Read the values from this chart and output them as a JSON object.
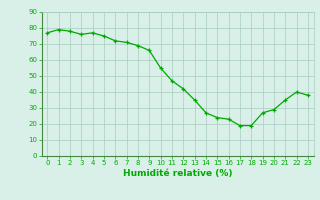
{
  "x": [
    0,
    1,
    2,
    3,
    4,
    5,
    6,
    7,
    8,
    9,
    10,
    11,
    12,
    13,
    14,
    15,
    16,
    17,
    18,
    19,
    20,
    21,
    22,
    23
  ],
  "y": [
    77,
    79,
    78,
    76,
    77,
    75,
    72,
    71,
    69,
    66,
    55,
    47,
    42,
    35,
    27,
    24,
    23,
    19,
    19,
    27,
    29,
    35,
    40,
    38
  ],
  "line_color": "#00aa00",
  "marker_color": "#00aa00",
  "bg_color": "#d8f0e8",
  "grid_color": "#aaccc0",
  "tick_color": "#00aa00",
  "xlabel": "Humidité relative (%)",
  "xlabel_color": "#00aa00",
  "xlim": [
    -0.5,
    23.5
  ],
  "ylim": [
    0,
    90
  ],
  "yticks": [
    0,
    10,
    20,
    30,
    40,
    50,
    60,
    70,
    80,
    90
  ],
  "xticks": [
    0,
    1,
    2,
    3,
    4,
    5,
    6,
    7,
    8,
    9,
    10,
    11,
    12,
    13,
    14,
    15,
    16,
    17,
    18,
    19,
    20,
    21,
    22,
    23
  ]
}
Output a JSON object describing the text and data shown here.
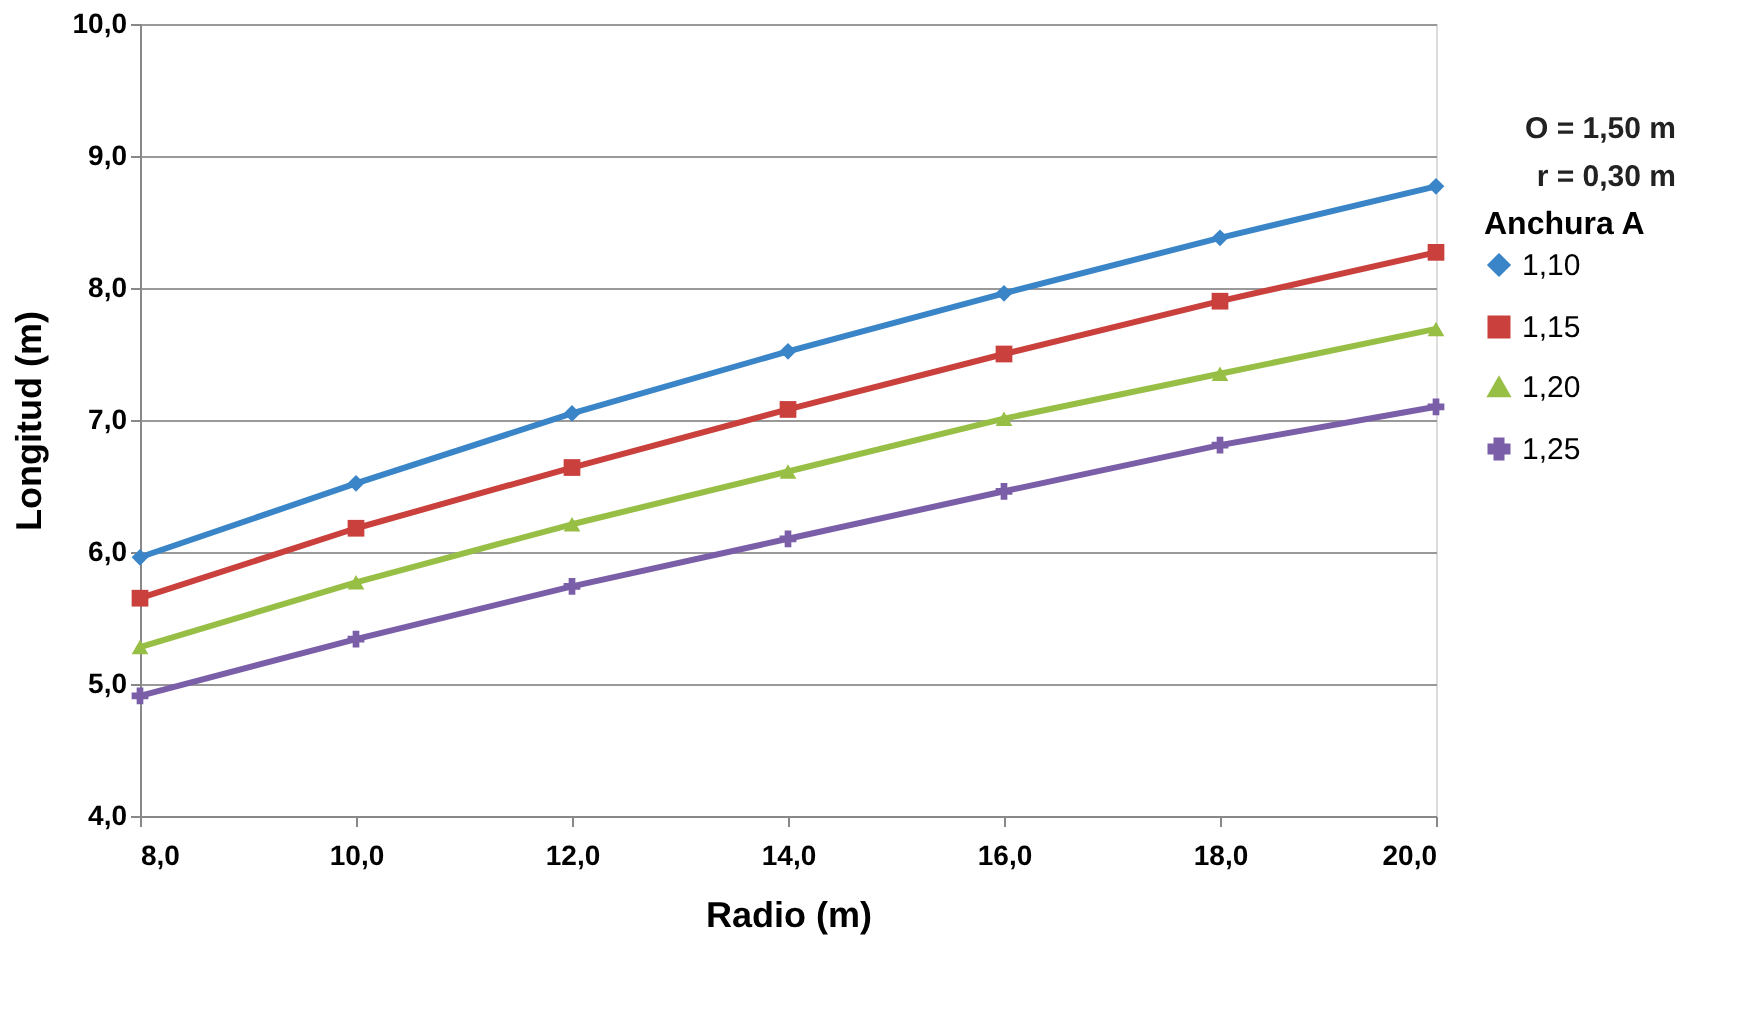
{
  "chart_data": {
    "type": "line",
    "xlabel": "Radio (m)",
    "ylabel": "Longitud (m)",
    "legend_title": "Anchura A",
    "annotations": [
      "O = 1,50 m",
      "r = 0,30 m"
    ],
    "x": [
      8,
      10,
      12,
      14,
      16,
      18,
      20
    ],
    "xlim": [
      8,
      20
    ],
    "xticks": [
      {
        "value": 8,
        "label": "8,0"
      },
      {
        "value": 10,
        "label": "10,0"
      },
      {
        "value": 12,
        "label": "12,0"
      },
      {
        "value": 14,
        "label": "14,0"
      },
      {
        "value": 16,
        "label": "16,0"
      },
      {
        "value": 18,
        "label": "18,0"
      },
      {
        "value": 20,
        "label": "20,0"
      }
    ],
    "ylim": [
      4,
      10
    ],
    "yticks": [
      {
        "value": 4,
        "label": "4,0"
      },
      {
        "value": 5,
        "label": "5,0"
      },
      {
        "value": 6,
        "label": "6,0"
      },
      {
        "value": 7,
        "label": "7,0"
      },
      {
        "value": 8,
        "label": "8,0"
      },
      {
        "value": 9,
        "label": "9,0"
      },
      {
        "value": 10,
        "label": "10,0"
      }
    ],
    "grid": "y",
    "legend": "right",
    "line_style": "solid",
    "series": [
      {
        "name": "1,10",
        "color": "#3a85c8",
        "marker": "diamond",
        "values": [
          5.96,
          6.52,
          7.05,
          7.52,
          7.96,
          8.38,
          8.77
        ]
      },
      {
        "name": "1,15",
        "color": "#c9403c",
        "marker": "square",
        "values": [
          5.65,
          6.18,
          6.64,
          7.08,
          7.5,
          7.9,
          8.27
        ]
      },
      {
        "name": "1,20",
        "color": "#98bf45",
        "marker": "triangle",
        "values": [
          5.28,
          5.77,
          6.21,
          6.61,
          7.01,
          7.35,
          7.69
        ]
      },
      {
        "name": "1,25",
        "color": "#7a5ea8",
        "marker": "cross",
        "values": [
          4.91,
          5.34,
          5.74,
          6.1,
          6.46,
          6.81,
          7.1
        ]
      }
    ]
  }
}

...

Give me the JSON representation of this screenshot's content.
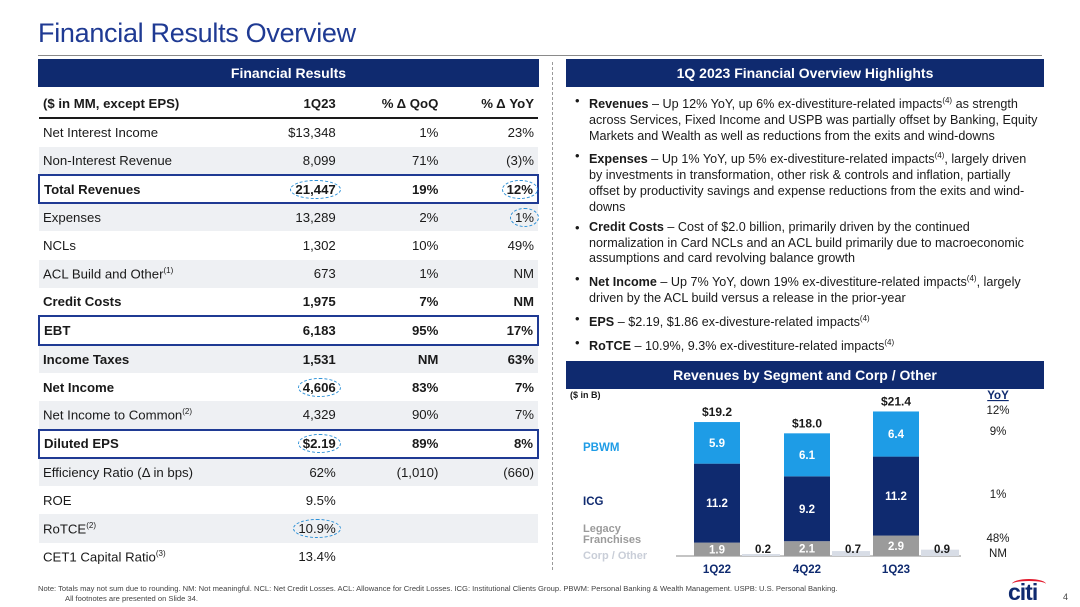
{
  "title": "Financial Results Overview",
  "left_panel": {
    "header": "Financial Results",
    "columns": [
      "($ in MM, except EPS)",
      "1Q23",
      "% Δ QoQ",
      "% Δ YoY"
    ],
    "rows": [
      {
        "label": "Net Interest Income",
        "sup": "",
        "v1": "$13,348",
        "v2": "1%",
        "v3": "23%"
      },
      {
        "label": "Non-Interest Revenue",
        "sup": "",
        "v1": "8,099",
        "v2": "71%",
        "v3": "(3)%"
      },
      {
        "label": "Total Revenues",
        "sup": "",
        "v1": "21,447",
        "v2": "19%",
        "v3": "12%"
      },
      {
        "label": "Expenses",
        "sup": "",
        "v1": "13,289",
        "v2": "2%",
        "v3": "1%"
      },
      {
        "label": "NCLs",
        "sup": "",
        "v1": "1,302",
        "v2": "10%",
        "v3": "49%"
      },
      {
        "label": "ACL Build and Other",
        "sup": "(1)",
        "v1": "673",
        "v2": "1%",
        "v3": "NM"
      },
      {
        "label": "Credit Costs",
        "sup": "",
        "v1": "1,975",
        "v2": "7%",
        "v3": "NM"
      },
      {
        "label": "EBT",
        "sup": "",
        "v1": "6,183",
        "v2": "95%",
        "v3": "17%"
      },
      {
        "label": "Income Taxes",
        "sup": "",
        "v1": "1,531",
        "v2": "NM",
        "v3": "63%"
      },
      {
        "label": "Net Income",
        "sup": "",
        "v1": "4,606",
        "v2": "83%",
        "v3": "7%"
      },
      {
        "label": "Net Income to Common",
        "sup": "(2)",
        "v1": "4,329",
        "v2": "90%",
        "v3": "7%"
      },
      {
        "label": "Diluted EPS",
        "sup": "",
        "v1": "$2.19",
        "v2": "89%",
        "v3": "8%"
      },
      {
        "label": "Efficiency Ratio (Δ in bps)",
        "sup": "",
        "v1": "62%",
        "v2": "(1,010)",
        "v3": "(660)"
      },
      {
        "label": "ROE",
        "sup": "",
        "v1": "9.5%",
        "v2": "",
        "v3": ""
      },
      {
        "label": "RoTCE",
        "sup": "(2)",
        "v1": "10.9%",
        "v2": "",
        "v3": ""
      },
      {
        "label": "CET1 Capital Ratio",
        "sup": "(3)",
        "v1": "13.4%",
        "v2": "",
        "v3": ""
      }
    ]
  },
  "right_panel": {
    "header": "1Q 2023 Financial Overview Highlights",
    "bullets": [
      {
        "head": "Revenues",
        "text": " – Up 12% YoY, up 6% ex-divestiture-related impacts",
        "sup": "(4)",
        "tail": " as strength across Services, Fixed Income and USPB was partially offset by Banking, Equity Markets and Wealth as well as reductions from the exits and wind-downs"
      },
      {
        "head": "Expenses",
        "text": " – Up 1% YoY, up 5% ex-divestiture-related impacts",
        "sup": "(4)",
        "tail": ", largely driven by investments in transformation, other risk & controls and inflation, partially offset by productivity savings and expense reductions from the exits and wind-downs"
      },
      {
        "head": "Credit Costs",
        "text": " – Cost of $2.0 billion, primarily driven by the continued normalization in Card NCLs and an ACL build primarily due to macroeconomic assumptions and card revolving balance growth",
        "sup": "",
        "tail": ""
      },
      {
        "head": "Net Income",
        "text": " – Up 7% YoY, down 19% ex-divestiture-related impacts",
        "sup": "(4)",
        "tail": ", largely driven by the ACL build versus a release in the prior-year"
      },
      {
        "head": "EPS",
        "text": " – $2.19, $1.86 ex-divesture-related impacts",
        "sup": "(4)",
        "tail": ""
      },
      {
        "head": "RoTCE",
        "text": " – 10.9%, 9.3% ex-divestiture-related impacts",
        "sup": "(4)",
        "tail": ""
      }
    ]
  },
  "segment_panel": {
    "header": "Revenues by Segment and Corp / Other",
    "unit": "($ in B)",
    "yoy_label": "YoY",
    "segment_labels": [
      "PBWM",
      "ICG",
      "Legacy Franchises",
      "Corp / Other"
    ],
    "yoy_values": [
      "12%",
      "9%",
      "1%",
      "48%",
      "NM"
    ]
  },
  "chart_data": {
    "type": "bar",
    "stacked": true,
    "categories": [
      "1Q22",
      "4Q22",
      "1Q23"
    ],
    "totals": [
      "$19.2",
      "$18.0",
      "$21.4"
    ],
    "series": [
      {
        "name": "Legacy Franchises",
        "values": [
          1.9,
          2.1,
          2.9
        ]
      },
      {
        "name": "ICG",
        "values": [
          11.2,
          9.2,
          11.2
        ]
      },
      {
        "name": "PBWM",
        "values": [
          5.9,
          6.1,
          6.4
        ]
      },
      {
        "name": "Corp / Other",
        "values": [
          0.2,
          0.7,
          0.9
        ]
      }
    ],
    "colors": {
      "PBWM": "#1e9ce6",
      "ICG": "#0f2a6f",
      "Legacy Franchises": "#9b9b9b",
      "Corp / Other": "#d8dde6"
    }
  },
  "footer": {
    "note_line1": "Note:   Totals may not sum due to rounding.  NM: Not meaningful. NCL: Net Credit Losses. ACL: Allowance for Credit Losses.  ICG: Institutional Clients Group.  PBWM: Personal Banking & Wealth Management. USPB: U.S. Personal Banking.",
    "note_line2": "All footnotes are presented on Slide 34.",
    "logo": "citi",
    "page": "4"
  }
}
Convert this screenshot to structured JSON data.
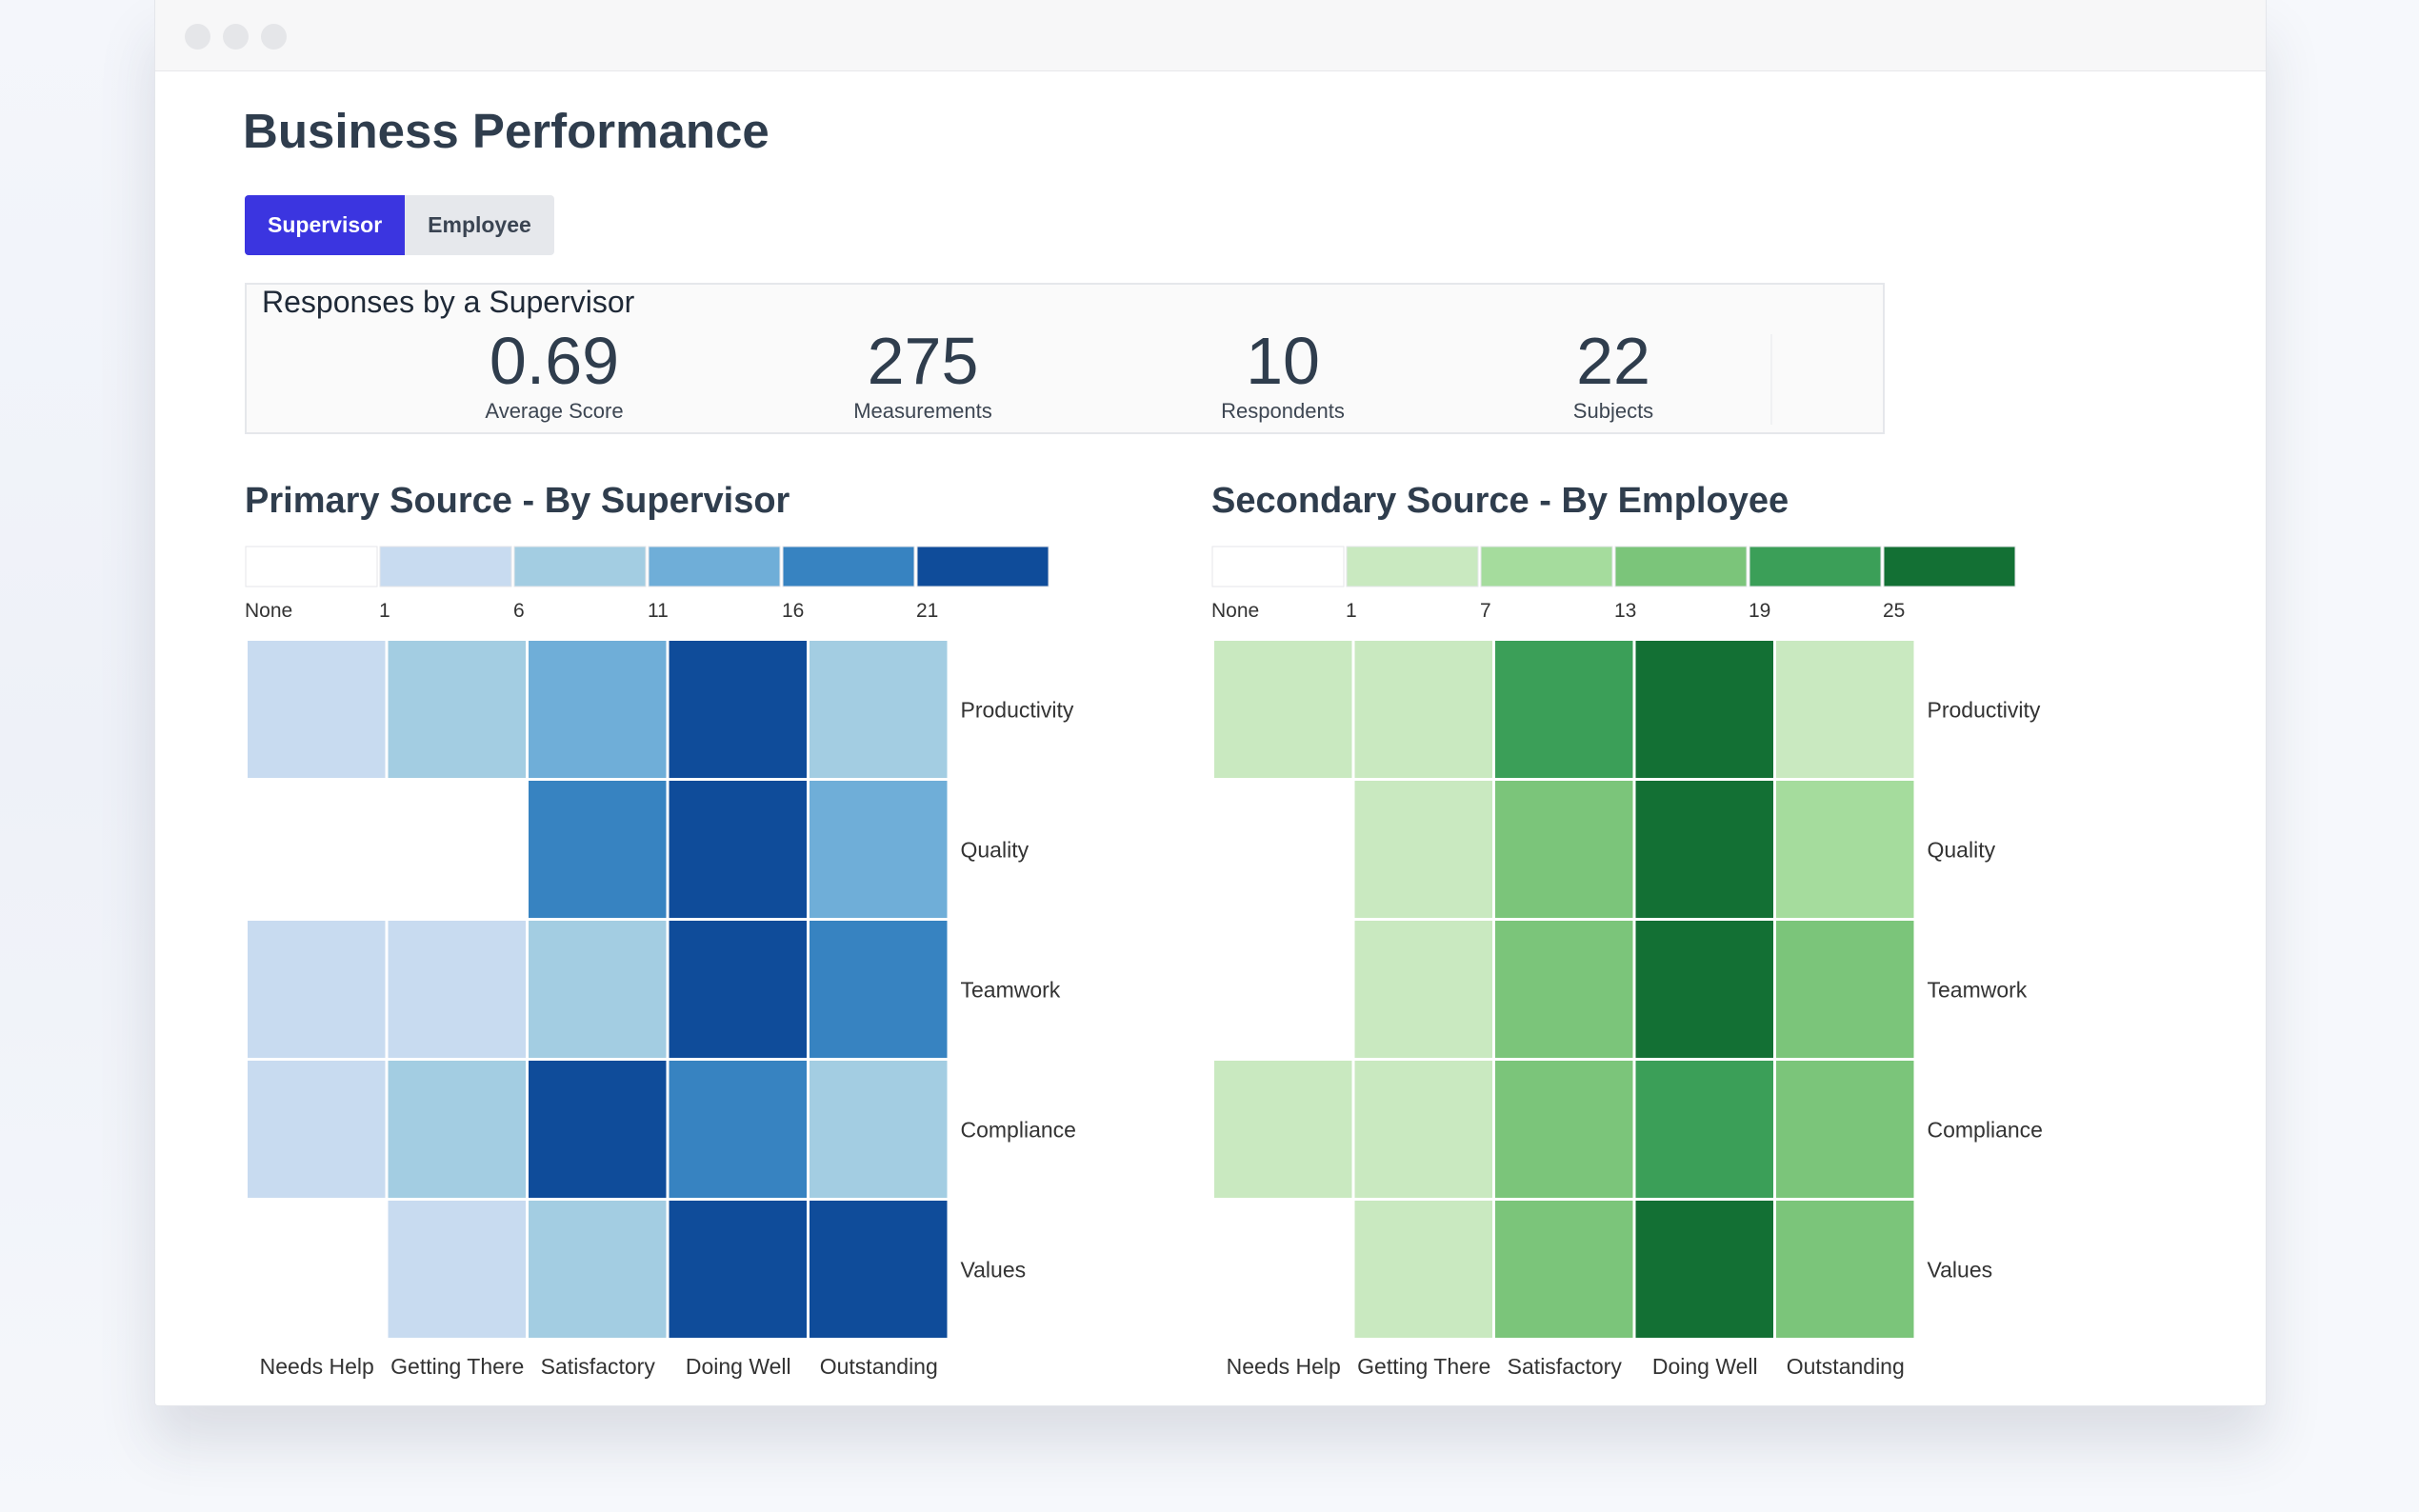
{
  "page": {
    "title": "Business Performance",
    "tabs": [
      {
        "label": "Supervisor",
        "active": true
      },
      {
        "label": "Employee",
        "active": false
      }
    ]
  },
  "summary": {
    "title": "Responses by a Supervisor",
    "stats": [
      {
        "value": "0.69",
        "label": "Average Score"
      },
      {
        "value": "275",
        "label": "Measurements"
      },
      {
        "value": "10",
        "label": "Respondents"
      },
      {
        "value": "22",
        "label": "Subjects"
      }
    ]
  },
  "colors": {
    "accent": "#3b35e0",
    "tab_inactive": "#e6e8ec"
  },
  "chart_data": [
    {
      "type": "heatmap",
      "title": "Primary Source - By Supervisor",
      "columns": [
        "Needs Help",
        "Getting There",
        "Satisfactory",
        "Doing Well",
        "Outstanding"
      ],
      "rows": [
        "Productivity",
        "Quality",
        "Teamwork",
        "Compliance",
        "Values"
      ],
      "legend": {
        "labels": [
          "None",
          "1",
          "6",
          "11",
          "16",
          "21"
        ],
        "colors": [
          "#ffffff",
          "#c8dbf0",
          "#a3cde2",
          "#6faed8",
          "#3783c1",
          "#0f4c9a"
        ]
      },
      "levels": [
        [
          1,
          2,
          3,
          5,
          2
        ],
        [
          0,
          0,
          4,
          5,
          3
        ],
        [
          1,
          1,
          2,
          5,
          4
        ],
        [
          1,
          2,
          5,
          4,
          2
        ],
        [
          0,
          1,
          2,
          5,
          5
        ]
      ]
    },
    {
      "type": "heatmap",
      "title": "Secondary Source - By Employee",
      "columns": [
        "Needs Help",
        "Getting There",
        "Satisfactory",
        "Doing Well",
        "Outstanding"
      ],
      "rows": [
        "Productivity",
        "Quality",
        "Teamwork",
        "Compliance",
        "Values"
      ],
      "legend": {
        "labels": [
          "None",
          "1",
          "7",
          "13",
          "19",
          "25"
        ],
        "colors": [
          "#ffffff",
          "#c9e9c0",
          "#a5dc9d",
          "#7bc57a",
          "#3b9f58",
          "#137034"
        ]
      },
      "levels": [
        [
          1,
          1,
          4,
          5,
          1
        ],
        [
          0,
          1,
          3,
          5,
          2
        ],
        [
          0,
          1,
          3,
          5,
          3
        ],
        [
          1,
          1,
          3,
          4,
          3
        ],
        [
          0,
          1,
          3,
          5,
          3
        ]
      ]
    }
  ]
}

**WHAT IS EXPECTED:** In the entries above, locate every line with the word "Credit" and copy it.

**EXERCISE RESULT:**
        "label": "Credit Costs",
        "head": "Credit Costs",
    "note_line1": "Note:   Totals may not sum due to rounding.  NM: Not meaningful. NCL: Net Credit Losses. ACL: Allowance for Credit Losses.  ICG: Institutional Clients Group.  PBWM: Personal Banking & Wealth Management. USPB: U.S. Personal Banking.",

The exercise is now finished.